**Structured figure records**.

###

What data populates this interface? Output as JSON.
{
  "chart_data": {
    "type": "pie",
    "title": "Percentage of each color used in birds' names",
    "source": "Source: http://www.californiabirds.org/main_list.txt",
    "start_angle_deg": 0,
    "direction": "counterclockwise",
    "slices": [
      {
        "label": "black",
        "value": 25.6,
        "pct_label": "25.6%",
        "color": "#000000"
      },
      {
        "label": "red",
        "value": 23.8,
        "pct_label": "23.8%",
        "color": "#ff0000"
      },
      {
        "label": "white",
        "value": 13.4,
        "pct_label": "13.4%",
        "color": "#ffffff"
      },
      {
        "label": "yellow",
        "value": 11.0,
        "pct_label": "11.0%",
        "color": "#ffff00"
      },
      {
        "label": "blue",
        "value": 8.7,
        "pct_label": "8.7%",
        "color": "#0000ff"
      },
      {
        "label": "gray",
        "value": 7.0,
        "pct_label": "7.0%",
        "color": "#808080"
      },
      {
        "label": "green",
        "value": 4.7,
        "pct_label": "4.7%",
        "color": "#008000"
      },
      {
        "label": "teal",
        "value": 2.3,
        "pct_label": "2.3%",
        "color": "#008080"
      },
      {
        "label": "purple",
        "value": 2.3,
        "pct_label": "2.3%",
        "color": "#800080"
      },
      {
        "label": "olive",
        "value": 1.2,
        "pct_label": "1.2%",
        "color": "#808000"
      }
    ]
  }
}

###

**Description of the task**.
Reply with one number only, the count of lines above that hold the string "value".

**Solution to the exercise**.
10